__Challenge__
All the data must come back unchanged, except that pictures are left out.

__Records provided__
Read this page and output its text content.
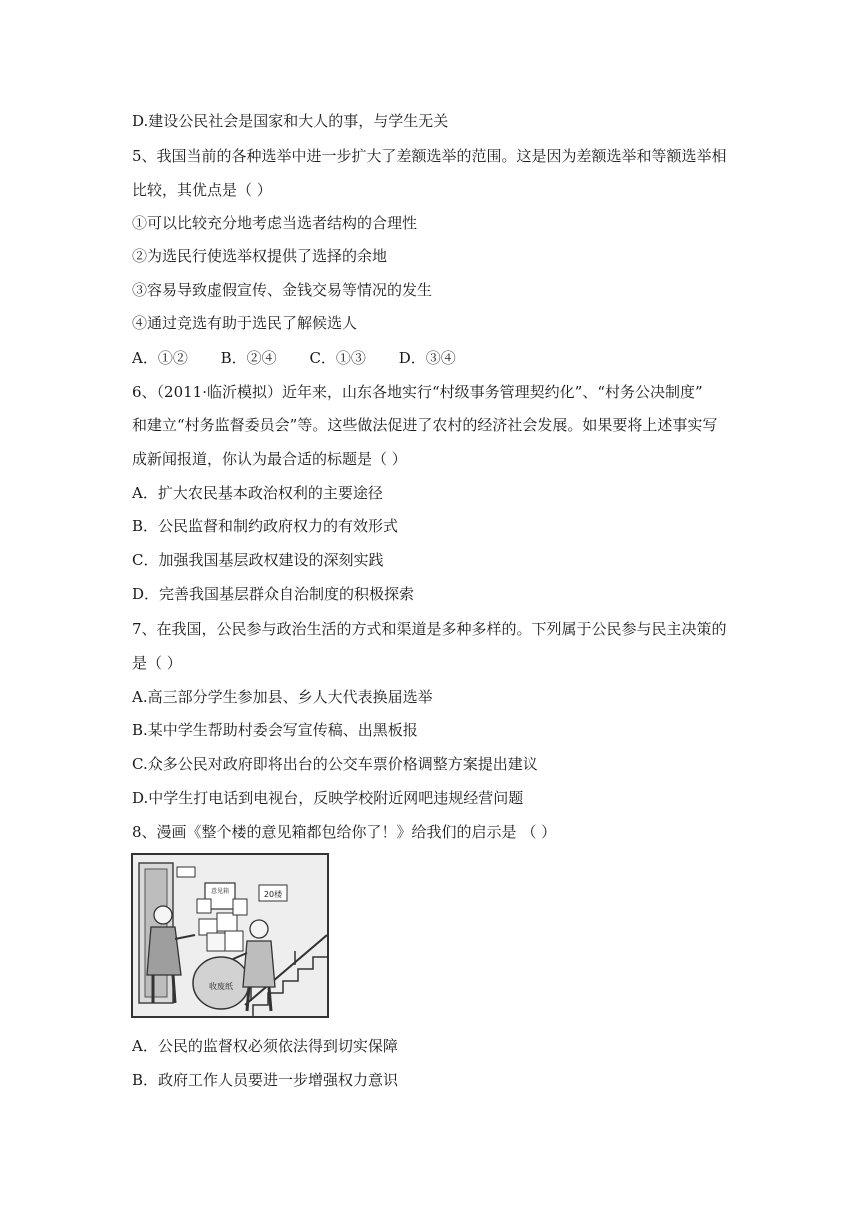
D.建设公民社会是国家和大人的事，与学生无关
5、我国当前的各种选举中进一步扩大了差额选举的范围。这是因为差额选举和等额选举相
比较，其优点是（ ）
①可以比较充分地考虑当选者结构的合理性
②为选民行使选举权提供了选择的余地
③容易导致虚假宣传、金钱交易等情况的发生
④通过竞选有助于选民了解候选人
A．①② B．②④ C．①③ D．③④
6、（2011·临沂模拟）近年来，山东各地实行“村级事务管理契约化”、“村务公决制度”
和建立“村务监督委员会”等。这些做法促进了农村的经济社会发展。如果要将上述事实写
成新闻报道，你认为最合适的标题是（ ）
A．扩大农民基本政治权利的主要途径
B．公民监督和制约政府权力的有效形式
C．加强我国基层政权建设的深刻实践
D．完善我国基层群众自治制度的积极探索
7、在我国，公民参与政治生活的方式和渠道是多种多样的。下列属于公民参与民主决策的
是（ ）
A.高三部分学生参加县、乡人大代表换届选举
B.某中学生帮助村委会写宣传稿、出黑板报
C.众多公民对政府即将出台的公交车票价格调整方案提出建议
D.中学生打电话到电视台，反映学校附近网吧违规经营问题
8、漫画《整个楼的意见箱都包给你了！》给我们的启示是 （ ）
20楼
收废纸
意见箱
A．公民的监督权必须依法得到切实保障
B．政府工作人员要进一步增强权力意识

__The output__
Read this page and output its text content.
D.建设公民社会是国家和大人的事，与学生无关
5、我国当前的各种选举中进一步扩大了差额选举的范围。这是因为差额选举和等额选举相
比较，其优点是（ ）
①可以比较充分地考虑当选者结构的合理性
②为选民行使选举权提供了选择的余地
③容易导致虚假宣传、金钱交易等情况的发生
④通过竞选有助于选民了解候选人
A．①② B．②④ C．①③ D．③④
6、（2011·临沂模拟）近年来，山东各地实行“村级事务管理契约化”、“村务公决制度”
和建立“村务监督委员会”等。这些做法促进了农村的经济社会发展。如果要将上述事实写
成新闻报道，你认为最合适的标题是（ ）
A．扩大农民基本政治权利的主要途径
B．公民监督和制约政府权力的有效形式
C．加强我国基层政权建设的深刻实践
D．完善我国基层群众自治制度的积极探索
7、在我国，公民参与政治生活的方式和渠道是多种多样的。下列属于公民参与民主决策的
是（ ）
A.高三部分学生参加县、乡人大代表换届选举
B.某中学生帮助村委会写宣传稿、出黑板报
C.众多公民对政府即将出台的公交车票价格调整方案提出建议
D.中学生打电话到电视台，反映学校附近网吧违规经营问题
8、漫画《整个楼的意见箱都包给你了！》给我们的启示是 （ ）
20楼
收废纸
意见箱
A．公民的监督权必须依法得到切实保障
B．政府工作人员要进一步增强权力意识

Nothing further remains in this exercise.